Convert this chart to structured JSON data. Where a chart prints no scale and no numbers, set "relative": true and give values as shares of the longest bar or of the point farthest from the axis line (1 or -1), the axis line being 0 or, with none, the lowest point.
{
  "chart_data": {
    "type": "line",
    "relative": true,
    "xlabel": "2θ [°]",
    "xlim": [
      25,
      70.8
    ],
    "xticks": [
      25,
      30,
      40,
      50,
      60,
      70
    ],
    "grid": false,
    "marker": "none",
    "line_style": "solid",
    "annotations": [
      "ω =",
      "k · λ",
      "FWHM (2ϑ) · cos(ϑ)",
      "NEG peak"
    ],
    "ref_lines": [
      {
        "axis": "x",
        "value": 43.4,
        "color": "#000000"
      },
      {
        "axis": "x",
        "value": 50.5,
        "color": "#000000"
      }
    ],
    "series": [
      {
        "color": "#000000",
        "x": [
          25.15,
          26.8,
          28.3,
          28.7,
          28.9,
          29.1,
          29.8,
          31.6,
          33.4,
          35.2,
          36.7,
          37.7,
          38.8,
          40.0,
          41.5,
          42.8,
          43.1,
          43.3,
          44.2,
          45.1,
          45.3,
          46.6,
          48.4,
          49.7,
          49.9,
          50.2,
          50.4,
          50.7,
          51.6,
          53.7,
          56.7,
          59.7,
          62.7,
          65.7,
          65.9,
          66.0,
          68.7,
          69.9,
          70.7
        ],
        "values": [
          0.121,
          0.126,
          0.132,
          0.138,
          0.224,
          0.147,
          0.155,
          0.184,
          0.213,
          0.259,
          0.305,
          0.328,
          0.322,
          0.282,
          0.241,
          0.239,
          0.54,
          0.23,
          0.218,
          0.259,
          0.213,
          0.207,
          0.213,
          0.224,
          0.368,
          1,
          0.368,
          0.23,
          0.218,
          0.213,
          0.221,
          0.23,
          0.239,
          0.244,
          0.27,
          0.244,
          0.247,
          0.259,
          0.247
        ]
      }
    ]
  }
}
⁂
● **Task to complete**: Return the listing above in full, character for character.

● **Result for this task**:
Convert this chart to structured JSON data. Where a chart prints no scale and no numbers, set "relative": true and give values as shares of the longest bar or of the point farthest from the axis line (1 or -1), the axis line being 0 or, with none, the lowest point.
{
  "chart_data": {
    "type": "line",
    "relative": true,
    "xlabel": "2θ [°]",
    "xlim": [
      25,
      70.8
    ],
    "xticks": [
      25,
      30,
      40,
      50,
      60,
      70
    ],
    "grid": false,
    "marker": "none",
    "line_style": "solid",
    "annotations": [
      "ω =",
      "k · λ",
      "FWHM (2ϑ) · cos(ϑ)",
      "NEG peak"
    ],
    "ref_lines": [
      {
        "axis": "x",
        "value": 43.4,
        "color": "#000000"
      },
      {
        "axis": "x",
        "value": 50.5,
        "color": "#000000"
      }
    ],
    "series": [
      {
        "color": "#000000",
        "x": [
          25.15,
          26.8,
          28.3,
          28.7,
          28.9,
          29.1,
          29.8,
          31.6,
          33.4,
          35.2,
          36.7,
          37.7,
          38.8,
          40.0,
          41.5,
          42.8,
          43.1,
          43.3,
          44.2,
          45.1,
          45.3,
          46.6,
          48.4,
          49.7,
          49.9,
          50.2,
          50.4,
          50.7,
          51.6,
          53.7,
          56.7,
          59.7,
          62.7,
          65.7,
          65.9,
          66.0,
          68.7,
          69.9,
          70.7
        ],
        "values": [
          0.121,
          0.126,
          0.132,
          0.138,
          0.224,
          0.147,
          0.155,
          0.184,
          0.213,
          0.259,
          0.305,
          0.328,
          0.322,
          0.282,
          0.241,
          0.239,
          0.54,
          0.23,
          0.218,
          0.259,
          0.213,
          0.207,
          0.213,
          0.224,
          0.368,
          1,
          0.368,
          0.23,
          0.218,
          0.213,
          0.221,
          0.23,
          0.239,
          0.244,
          0.27,
          0.244,
          0.247,
          0.259,
          0.247
        ]
      }
    ]
  }
}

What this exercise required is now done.